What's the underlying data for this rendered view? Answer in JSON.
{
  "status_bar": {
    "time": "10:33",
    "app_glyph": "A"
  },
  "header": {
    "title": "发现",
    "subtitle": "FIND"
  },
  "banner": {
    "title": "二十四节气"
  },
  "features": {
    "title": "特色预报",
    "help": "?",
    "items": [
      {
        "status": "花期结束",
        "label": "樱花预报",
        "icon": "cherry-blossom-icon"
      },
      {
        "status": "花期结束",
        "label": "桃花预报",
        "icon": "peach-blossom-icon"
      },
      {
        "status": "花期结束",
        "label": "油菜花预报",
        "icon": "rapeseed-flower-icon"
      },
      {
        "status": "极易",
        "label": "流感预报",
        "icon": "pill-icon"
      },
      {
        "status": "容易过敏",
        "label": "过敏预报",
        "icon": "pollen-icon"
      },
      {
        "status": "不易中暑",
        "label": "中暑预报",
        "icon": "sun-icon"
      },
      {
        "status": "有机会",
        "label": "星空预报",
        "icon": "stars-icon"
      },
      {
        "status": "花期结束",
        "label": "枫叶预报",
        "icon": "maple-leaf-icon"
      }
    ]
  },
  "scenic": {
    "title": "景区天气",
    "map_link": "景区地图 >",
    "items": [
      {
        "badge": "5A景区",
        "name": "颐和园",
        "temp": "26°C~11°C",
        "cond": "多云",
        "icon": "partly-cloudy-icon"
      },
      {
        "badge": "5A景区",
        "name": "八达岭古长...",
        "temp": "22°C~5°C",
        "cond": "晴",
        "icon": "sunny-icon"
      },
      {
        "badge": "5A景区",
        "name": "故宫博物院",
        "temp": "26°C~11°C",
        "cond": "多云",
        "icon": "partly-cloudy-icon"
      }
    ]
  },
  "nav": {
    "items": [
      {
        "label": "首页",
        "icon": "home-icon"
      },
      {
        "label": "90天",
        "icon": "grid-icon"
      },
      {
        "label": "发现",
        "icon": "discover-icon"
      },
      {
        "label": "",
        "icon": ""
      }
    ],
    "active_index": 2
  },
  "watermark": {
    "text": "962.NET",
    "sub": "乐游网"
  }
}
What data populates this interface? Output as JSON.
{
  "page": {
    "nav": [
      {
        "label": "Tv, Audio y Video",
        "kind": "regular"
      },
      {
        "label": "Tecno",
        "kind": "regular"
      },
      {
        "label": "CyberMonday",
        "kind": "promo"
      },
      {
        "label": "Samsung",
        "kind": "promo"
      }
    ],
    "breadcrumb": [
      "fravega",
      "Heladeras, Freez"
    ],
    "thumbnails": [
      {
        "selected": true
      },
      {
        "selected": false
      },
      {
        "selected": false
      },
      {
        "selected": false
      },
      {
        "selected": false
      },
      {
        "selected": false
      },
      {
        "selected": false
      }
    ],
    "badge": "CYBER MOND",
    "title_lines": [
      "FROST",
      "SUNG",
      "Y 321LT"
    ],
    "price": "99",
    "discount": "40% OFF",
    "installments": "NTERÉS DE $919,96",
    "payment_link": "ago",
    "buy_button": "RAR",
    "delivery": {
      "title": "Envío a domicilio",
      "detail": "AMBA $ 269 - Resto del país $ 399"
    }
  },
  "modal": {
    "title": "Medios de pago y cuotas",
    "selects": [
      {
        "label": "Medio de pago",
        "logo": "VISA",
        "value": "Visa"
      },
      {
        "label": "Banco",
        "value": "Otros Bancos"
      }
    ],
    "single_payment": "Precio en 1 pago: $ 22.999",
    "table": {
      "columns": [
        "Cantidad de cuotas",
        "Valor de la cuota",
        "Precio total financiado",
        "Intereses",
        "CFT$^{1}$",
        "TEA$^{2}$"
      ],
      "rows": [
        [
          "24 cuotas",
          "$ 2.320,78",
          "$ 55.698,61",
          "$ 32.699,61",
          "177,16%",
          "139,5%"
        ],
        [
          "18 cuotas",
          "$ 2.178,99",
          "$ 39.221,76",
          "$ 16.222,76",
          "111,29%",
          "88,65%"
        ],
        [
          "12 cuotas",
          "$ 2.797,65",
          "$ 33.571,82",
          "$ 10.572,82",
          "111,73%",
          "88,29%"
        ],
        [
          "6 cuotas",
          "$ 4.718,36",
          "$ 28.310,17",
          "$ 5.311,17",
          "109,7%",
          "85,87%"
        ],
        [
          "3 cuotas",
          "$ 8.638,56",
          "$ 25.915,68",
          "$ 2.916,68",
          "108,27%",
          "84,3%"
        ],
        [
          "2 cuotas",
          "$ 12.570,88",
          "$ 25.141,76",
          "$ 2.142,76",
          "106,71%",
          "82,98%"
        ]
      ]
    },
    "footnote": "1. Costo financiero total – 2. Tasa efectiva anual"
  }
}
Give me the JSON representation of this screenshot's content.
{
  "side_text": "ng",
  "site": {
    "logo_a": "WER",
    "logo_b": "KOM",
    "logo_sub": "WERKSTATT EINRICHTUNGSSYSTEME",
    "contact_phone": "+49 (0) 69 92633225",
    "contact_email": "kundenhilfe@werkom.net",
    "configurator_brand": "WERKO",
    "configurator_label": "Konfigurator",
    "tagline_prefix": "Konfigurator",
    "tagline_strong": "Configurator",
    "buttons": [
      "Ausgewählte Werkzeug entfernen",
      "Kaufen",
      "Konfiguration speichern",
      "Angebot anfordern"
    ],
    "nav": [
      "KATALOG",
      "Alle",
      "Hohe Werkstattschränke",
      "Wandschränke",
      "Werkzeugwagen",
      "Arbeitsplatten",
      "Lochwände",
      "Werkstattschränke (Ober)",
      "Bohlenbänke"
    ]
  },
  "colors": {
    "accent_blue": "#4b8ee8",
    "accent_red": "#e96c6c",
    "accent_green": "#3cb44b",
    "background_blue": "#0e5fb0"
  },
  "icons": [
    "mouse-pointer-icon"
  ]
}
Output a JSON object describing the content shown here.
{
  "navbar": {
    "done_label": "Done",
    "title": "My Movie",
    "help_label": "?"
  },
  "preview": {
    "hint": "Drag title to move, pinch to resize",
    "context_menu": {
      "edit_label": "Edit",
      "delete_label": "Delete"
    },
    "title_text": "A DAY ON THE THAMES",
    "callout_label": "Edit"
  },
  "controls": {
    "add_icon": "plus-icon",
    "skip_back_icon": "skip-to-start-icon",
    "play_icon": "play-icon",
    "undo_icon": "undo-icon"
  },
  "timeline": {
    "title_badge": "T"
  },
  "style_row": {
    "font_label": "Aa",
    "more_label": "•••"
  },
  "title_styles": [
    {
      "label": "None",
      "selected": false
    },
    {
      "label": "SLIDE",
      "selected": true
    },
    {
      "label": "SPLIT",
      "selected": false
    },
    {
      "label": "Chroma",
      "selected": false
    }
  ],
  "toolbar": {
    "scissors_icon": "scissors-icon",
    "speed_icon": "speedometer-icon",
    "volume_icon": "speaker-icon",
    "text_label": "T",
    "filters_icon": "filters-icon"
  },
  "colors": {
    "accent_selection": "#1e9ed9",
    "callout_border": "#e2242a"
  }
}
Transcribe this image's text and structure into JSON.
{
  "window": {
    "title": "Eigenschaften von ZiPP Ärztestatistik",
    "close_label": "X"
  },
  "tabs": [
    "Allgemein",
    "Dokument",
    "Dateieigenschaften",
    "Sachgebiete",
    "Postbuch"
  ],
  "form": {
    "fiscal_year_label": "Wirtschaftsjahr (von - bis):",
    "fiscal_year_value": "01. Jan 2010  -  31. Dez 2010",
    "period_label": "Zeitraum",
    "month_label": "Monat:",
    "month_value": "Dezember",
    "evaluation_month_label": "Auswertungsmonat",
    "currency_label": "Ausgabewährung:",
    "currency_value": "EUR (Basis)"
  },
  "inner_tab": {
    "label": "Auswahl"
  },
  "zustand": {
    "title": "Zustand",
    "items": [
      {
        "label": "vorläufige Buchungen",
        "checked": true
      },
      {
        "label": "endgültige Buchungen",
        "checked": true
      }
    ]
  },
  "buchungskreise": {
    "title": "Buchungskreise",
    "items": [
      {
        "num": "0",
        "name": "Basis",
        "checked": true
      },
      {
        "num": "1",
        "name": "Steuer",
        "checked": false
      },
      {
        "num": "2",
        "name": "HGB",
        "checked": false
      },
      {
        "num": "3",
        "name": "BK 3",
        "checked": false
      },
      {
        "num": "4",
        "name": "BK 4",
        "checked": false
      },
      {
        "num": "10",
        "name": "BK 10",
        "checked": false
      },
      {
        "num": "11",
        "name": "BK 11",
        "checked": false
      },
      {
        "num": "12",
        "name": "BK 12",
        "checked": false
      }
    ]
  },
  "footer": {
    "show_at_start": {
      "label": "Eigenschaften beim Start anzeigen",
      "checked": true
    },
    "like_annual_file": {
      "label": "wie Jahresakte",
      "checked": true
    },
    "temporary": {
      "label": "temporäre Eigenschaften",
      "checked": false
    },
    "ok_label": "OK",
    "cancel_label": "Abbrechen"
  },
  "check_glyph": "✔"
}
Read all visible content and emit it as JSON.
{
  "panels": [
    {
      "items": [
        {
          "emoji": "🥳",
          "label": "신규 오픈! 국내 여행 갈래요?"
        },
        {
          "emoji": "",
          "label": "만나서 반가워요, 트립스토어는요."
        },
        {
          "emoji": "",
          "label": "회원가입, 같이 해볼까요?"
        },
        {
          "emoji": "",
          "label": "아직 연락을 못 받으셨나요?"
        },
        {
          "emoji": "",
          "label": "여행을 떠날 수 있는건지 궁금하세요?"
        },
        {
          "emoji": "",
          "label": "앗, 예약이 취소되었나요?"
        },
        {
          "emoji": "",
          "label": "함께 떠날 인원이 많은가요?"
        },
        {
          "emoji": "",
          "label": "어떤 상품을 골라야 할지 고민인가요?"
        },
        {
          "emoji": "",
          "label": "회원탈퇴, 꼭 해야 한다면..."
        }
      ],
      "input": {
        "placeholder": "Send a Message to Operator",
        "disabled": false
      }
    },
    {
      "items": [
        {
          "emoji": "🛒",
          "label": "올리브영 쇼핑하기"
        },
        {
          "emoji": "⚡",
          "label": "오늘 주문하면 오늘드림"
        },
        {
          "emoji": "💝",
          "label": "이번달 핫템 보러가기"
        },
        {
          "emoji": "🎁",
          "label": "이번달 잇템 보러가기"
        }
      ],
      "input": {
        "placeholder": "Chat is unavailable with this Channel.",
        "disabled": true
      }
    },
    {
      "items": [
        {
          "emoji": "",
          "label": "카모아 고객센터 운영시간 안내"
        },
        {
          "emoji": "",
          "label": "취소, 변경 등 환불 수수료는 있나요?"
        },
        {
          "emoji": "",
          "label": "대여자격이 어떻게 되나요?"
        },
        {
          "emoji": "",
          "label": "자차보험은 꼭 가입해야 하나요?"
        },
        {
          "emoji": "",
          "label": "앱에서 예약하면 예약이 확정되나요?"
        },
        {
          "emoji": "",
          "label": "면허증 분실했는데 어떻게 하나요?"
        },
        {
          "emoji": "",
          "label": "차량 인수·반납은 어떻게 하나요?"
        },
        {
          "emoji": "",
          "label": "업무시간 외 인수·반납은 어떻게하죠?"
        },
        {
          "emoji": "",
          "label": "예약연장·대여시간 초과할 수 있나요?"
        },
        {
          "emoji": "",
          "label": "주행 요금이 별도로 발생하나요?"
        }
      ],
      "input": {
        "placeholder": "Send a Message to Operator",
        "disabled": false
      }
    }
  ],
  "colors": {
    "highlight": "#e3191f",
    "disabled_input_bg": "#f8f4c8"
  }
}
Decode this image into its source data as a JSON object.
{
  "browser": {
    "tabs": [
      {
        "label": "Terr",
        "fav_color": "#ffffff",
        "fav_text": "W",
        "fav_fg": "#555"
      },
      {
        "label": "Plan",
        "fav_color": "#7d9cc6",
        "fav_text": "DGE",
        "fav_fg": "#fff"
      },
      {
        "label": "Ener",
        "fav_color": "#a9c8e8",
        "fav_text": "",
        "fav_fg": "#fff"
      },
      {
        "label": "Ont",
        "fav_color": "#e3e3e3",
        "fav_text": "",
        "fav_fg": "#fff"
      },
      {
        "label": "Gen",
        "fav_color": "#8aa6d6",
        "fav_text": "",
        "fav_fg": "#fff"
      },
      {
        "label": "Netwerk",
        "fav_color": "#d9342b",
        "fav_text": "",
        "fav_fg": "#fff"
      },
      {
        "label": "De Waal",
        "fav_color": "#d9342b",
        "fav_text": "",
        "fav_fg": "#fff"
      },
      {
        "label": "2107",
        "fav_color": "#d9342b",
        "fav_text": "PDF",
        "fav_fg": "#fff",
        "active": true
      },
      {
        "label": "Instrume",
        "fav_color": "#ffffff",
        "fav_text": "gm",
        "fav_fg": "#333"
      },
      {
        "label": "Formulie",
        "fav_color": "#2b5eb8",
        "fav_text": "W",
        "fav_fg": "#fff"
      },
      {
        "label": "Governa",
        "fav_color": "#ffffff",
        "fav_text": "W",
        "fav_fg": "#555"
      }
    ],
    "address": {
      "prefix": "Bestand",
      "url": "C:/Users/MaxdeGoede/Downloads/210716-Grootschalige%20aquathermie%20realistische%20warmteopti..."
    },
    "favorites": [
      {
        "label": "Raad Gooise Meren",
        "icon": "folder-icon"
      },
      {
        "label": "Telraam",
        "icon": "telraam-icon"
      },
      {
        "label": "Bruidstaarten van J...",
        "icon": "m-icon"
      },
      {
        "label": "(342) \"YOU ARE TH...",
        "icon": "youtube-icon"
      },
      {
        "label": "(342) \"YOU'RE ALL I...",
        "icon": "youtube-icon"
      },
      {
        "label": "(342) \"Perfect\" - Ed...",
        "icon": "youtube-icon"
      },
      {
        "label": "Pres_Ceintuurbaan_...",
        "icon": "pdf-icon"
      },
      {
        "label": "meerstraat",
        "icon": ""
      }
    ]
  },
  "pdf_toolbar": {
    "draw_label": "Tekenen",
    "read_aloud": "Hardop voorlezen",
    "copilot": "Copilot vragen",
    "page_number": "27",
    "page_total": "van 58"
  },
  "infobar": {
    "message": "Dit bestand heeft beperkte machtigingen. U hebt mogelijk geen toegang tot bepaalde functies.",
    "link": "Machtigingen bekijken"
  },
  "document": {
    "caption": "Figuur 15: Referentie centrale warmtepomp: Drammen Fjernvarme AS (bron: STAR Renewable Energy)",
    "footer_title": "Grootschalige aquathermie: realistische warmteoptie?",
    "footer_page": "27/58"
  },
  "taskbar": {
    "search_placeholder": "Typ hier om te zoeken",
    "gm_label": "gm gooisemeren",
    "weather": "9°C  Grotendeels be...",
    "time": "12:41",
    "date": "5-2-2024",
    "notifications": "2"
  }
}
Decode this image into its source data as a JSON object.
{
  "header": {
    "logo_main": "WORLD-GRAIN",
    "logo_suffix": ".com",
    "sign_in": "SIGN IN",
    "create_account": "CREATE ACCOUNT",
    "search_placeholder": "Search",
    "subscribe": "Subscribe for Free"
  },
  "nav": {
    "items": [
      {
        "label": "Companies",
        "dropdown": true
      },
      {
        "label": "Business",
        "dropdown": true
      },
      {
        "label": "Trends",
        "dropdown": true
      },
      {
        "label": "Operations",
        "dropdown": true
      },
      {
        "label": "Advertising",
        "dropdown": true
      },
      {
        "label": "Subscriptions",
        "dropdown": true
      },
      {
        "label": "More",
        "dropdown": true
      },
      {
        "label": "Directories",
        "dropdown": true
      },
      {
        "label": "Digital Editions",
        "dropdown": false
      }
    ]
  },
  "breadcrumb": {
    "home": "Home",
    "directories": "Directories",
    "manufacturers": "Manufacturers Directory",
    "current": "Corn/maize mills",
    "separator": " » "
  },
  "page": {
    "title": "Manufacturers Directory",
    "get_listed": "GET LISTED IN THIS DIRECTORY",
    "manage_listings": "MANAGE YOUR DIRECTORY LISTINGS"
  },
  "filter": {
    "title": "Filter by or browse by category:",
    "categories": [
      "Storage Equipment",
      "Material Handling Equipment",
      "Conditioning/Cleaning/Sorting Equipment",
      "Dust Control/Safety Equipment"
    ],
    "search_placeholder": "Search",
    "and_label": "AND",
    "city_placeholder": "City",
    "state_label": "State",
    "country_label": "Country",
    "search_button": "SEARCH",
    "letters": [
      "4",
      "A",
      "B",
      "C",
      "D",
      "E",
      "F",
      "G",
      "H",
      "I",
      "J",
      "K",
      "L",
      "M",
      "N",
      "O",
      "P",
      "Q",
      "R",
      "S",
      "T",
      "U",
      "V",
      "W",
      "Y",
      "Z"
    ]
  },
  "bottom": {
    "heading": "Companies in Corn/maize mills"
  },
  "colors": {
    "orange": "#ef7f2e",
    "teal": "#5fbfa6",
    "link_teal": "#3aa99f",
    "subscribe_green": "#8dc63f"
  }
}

Goal
Write out every line of the preceding listing that contains "name".

Task response
        "name": "颐和园",
        "name": "八达岭古长...",
        "name": "故宫博物院",
        "name": "Basis",
        "name": "Steuer",
        "name": "HGB",
        "name": "BK 3",
        "name": "BK 4",
        "name": "BK 10",
        "name": "BK 11",
        "name": "BK 12",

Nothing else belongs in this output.